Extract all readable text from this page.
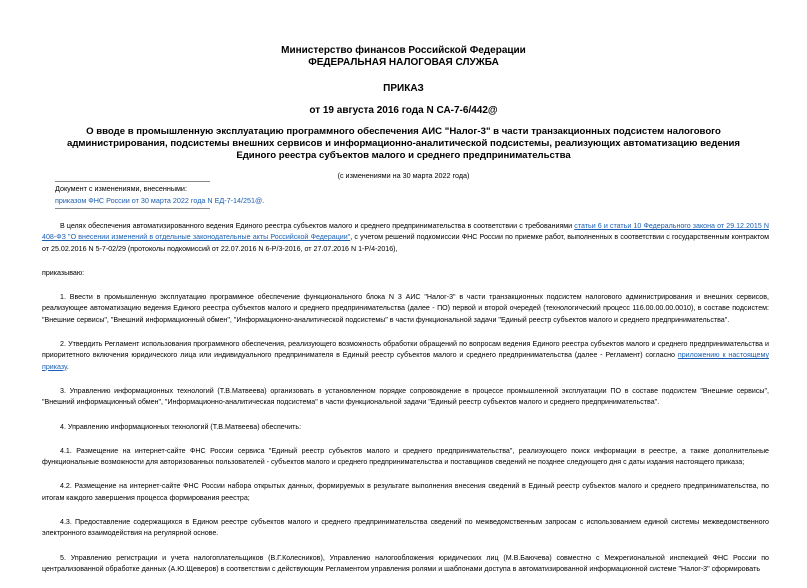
Министерство финансов Российской Федерации
ФЕДЕРАЛЬНАЯ НАЛОГОВАЯ СЛУЖБА
ПРИКАЗ
от 19 августа 2016 года N СА-7-6/442@
О вводе в промышленную эксплуатацию программного обеспечения АИС "Налог-3" в части транзакционных подсистем налогового администрирования, подсистемы внешних сервисов и информационно-аналитической подсистемы, реализующих автоматизацию ведения Единого реестра субъектов малого и среднего предпринимательства
(с изменениями на 30 марта 2022 года)
Документ с изменениями, внесенными:
приказом ФНС России от 30 марта 2022 года N ЕД-7-14/251@.

В целях обеспечения автоматизированного ведения Единого реестра субъектов малого и среднего предпринимательства в соответствии с требованиями статьи 6 и статьи 10 Федерального закона от 29.12.2015 N 408-ФЗ "О внесении изменений в отдельные законодательные акты Российской Федерации", с учетом решений подкомиссии ФНС России по приемке работ, выполненных в соответствии с государственным контрактом от 25.02.2016 N 5-7-02/29 (протоколы подкомиссий от 22.07.2016 N 6-Р/3-2016, от 27.07.2016 N 1-Р/4-2016),

приказываю:

1. Ввести в промышленную эксплуатацию программное обеспечение функционального блока N 3 АИС "Налог-3" в части транзакционных подсистем налогового администрирования и внешних сервисов, реализующее автоматизацию ведения Единого реестра субъектов малого и среднего предпринимательства (далее - ПО) первой и второй очередей (технологический процесс 116.00.00.00.0010), в составе подсистем: "Внешние сервисы", "Внешний информационный обмен", "Информационно-аналитической подсистемы" в части функциональной задачи "Единый реестр субъектов малого и среднего предпринимательства".

2. Утвердить Регламент использования программного обеспечения, реализующего возможность обработки обращений по вопросам ведения Единого реестра субъектов малого и среднего предпринимательства и приоритетного включения юридического лица или индивидуального предпринимателя в Единый реестр субъектов малого и среднего предпринимательства (далее - Регламент) согласно приложению к настоящему приказу.

3. Управлению информационных технологий (Т.В.Матвеева) организовать в установленном порядке сопровождение в процессе промышленной эксплуатации ПО в составе подсистем "Внешние сервисы", "Внешний информационный обмен", "Информационно-аналитическая подсистема" в части функциональной задачи "Единый реестр субъектов малого и среднего предпринимательства".

4. Управлению информационных технологий (Т.В.Матвеева) обеспечить:

4.1. Размещение на интернет-сайте ФНС России сервиса "Единый реестр субъектов малого и среднего предпринимательства", реализующего поиск информации в реестре, а также дополнительные функциональные возможности для авторизованных пользователей - субъектов малого и среднего предпринимательства и поставщиков сведений не позднее следующего дня с даты издания настоящего приказа;

4.2. Размещение на интернет-сайте ФНС России набора открытых данных, формируемых в результате выполнения внесения сведений в Единый реестр субъектов малого и среднего предпринимательства, по итогам каждого завершения процесса формирования реестра;

4.3. Предоставление содержащихся в Едином реестре субъектов малого и среднего предпринимательства сведений по межведомственным запросам с использованием единой системы межведомственного электронного взаимодействия на регулярной основе.

5. Управлению регистрации и учета налогоплательщиков (В.Г.Колесников), Управлению налогообложения юридических лиц (М.В.Баючева) совместно с Межрегиональной инспекцией ФНС России по централизованной обработке данных (А.Ю.Щеверов) в соответствии с действующим Регламентом управления ролями и шаблонами доступа в автоматизированной информационной системе "Налог-3" сформировать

+++

What to work on
Search the lines above for the string "Управлению", then show every one that has it.

Correct output
3. Управлению информационных технологий (Т.В.Матвеева) организовать в установленном порядке сопровождение в процессе промышленной эксплуатации ПО в составе подсистем "Внешние сервисы", "Внешний информационный обмен", "Информационно-аналитическая подсистема" в части функциональной задачи "Единый реестр субъектов малого и среднего предпринимательства".
4. Управлению информационных технологий (Т.В.Матвеева) обеспечить:
5. Управлению регистрации и учета налогоплательщиков (В.Г.Колесников), Управлению налогообложения юридических лиц (М.В.Баючева) совместно с Межрегиональной инспекцией ФНС России по централизованной обработке данных (А.Ю.Щеверов) в соответствии с действующим Регламентом управления ролями и шаблонами доступа в автоматизированной информационной системе "Налог-3" сформировать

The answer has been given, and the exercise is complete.